PROBLEM TO WORK ON
Reproduce every line of the records below word for word, leaving out the pictures.

- - -

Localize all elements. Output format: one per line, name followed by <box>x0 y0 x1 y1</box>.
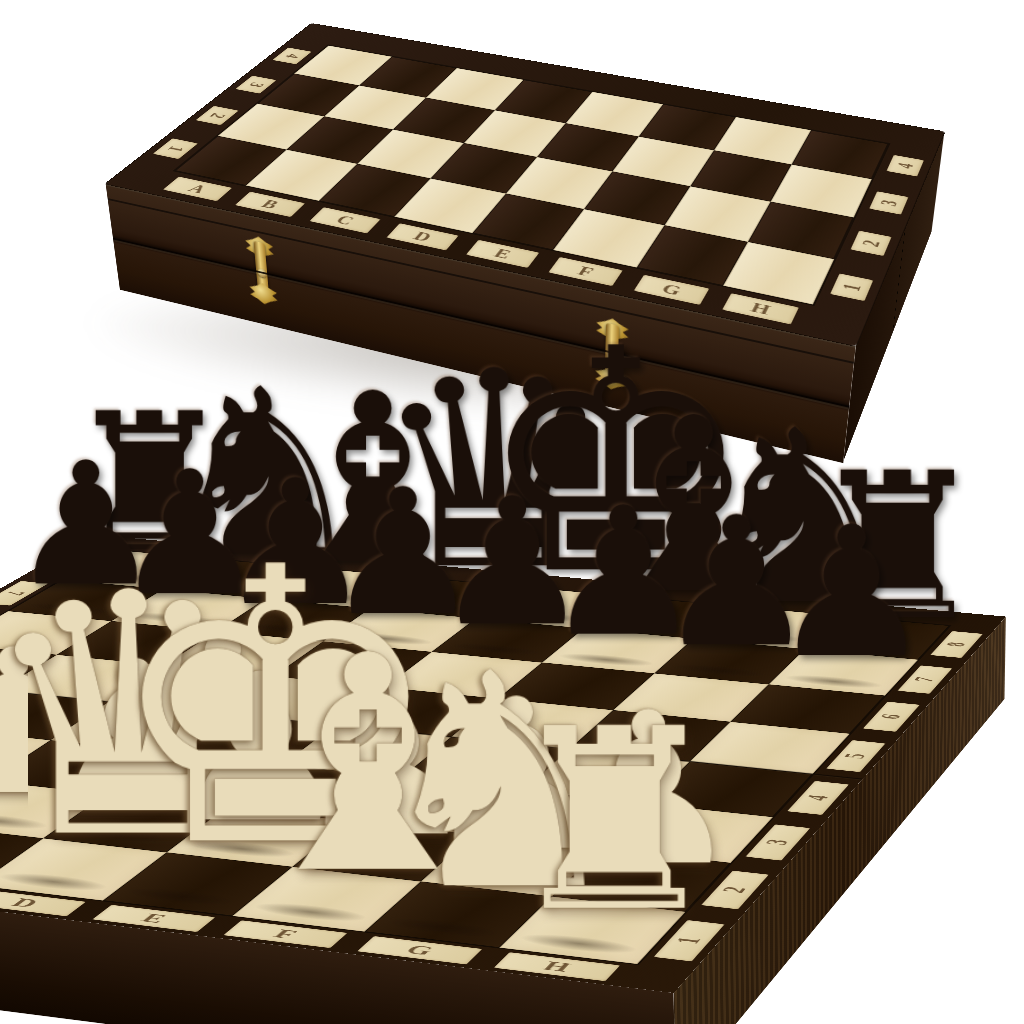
open-chess-board: ABCDEFGH1122334455667788 ♜♞♝♛♚♝♞♜♟♟♟♟♟♟♟… <box>0 535 1006 993</box>
open-board-scene: ABCDEFGH1122334455667788 ♜♞♝♛♚♝♞♜♟♟♟♟♟♟♟… <box>0 0 1024 1024</box>
page-background: { "game": "chess", "scene": { "type": "p… <box>0 0 1024 1024</box>
board-coordinate-labels: ABCDEFGH1122334455667788 <box>0 535 1006 993</box>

- - -

SOLUTION BELOW
Localize all elements. Output format: one per line, name followed by <box>x0 y0 x1 y1</box>.
open-chess-board: ABCDEFGH1122334455667788 ♜♞♝♛♚♝♞♜♟♟♟♟♟♟♟… <box>0 535 1006 993</box>
open-board-scene: ABCDEFGH1122334455667788 ♜♞♝♛♚♝♞♜♟♟♟♟♟♟♟… <box>0 0 1024 1024</box>
page-background: { "game": "chess", "scene": { "type": "p… <box>0 0 1024 1024</box>
board-coordinate-labels: ABCDEFGH1122334455667788 <box>0 535 1006 993</box>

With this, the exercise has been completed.